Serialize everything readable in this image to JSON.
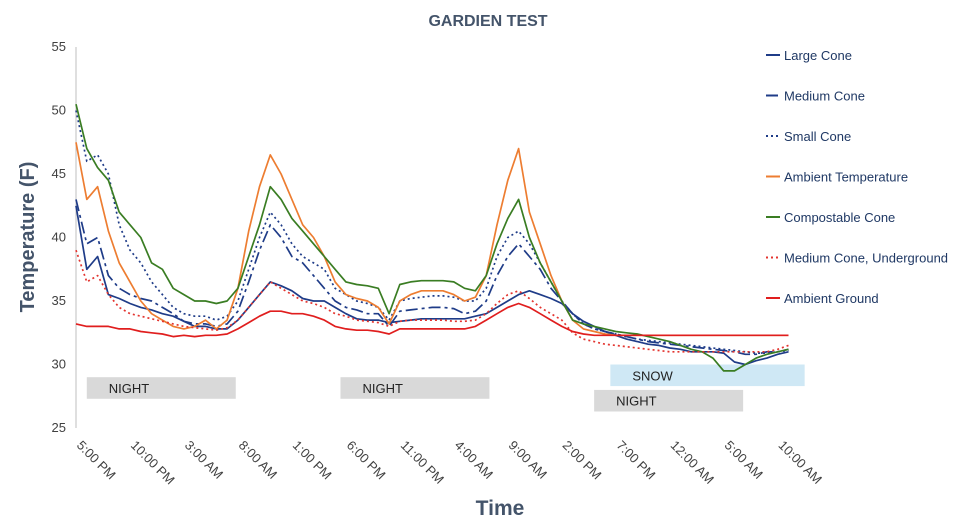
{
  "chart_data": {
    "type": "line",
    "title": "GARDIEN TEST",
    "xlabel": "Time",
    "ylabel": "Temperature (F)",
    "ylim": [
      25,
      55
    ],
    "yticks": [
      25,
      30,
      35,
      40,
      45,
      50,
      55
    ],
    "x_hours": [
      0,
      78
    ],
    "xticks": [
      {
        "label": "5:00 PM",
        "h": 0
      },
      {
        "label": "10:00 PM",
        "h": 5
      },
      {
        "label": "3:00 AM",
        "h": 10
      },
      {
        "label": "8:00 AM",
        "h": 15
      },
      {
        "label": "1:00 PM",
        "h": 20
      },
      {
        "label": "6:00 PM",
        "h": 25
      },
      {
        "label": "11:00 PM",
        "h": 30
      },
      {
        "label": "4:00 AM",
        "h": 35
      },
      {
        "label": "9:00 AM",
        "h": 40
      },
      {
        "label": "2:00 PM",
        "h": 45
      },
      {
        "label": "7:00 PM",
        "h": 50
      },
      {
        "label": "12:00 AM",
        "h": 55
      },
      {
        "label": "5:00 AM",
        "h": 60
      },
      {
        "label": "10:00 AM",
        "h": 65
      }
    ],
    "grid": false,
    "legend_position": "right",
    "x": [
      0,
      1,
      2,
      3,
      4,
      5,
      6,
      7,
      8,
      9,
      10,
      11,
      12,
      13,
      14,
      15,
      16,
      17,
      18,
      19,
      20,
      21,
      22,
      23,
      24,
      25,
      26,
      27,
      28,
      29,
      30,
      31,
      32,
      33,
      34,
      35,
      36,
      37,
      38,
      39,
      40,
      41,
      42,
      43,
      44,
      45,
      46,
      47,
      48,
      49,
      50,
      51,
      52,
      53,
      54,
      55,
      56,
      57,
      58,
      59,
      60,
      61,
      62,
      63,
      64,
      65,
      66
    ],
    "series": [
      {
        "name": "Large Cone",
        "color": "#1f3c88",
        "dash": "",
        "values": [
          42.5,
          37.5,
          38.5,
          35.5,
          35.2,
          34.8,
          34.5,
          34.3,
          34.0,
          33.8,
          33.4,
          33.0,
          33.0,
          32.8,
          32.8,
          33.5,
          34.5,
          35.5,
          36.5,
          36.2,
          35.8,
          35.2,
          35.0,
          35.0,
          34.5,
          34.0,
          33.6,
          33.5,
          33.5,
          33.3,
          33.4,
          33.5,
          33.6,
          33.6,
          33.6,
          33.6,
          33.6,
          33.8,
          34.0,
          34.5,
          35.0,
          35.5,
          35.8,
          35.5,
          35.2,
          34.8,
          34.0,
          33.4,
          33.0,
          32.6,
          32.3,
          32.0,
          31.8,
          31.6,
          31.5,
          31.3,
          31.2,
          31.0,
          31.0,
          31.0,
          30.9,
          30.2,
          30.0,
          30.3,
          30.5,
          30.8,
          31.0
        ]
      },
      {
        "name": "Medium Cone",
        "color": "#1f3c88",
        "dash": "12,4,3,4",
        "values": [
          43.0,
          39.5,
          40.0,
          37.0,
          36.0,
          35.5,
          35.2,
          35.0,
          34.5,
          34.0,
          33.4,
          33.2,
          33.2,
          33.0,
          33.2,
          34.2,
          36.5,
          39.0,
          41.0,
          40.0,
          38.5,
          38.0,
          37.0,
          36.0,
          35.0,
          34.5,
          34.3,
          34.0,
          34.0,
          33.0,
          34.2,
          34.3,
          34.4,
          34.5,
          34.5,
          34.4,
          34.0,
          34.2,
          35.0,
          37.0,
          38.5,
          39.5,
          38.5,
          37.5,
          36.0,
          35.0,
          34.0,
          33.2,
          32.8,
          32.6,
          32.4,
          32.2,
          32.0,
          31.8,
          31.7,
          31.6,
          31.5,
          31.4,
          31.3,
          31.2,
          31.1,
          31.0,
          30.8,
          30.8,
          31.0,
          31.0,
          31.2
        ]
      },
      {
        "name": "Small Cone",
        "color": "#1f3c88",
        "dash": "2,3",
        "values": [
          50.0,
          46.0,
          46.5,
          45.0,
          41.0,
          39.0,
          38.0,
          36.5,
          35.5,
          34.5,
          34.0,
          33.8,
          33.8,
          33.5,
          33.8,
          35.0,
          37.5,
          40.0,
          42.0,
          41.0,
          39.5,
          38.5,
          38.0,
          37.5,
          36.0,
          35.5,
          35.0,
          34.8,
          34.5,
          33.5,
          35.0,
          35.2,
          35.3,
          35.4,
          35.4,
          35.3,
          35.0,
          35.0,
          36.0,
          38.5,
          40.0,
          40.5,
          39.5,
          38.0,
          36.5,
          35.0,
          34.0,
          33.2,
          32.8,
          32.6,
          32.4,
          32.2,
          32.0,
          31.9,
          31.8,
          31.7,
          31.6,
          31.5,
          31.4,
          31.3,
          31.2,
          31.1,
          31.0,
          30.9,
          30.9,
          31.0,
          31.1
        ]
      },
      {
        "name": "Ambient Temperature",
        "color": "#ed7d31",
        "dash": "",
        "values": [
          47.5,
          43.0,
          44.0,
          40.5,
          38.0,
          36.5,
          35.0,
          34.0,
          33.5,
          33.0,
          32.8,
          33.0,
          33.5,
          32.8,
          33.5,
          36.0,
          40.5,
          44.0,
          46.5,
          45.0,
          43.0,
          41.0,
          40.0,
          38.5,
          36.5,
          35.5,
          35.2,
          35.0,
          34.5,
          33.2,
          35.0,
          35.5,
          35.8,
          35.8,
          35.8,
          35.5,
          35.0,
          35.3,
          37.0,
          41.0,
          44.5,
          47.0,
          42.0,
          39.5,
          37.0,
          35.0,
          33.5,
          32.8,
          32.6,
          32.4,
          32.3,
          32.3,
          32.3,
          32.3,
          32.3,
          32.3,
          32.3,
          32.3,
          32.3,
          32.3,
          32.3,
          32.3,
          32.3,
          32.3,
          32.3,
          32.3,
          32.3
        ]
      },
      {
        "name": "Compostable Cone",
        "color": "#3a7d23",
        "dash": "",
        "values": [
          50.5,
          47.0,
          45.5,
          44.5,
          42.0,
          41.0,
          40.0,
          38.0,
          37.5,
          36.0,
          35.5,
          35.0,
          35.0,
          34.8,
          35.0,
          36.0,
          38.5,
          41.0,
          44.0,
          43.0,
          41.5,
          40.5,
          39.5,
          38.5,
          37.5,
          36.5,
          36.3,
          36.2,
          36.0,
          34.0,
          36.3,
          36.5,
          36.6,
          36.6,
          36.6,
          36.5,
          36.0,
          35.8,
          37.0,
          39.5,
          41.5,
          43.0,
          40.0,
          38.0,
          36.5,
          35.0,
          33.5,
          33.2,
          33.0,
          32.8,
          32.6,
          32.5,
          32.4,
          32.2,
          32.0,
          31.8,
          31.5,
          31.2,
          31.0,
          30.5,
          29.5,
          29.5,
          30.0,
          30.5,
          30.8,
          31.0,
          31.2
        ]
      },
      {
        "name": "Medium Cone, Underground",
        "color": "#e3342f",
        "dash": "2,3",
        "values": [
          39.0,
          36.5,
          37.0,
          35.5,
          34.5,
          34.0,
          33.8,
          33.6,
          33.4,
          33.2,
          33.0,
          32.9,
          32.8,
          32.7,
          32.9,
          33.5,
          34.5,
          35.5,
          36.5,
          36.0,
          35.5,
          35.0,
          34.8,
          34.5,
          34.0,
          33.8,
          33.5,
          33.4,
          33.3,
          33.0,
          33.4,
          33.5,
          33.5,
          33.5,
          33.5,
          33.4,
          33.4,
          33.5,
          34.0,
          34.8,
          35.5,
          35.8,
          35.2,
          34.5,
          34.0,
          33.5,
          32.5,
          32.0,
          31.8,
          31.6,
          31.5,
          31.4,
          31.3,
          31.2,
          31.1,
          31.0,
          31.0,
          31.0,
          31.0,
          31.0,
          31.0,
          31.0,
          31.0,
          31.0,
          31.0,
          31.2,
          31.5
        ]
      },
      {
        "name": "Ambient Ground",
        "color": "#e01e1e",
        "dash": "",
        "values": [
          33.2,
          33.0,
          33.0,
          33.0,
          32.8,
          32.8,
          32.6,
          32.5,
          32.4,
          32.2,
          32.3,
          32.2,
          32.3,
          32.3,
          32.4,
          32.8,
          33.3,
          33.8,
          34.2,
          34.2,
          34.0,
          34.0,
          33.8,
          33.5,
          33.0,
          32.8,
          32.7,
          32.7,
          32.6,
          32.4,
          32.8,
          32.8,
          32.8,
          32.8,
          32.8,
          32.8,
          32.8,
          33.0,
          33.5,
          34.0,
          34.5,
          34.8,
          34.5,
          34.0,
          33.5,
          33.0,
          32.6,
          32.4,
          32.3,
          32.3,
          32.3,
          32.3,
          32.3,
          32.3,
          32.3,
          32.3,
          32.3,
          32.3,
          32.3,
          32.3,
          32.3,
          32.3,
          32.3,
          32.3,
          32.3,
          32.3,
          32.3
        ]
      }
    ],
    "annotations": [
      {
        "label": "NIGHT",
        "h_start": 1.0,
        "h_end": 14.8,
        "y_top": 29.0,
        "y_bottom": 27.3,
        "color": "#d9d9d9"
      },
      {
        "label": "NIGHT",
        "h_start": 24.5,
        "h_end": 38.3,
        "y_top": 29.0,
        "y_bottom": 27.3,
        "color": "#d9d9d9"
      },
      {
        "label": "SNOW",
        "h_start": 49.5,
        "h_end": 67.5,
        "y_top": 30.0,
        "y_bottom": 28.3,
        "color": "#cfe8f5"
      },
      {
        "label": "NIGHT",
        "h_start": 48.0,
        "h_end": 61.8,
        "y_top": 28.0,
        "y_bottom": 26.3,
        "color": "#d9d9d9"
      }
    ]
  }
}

| Required work |
In the material above, find each line that contains the word "Ambient", and select it.

| The answer |
        "name": "Ambient Temperature",
        "name": "Ambient Ground",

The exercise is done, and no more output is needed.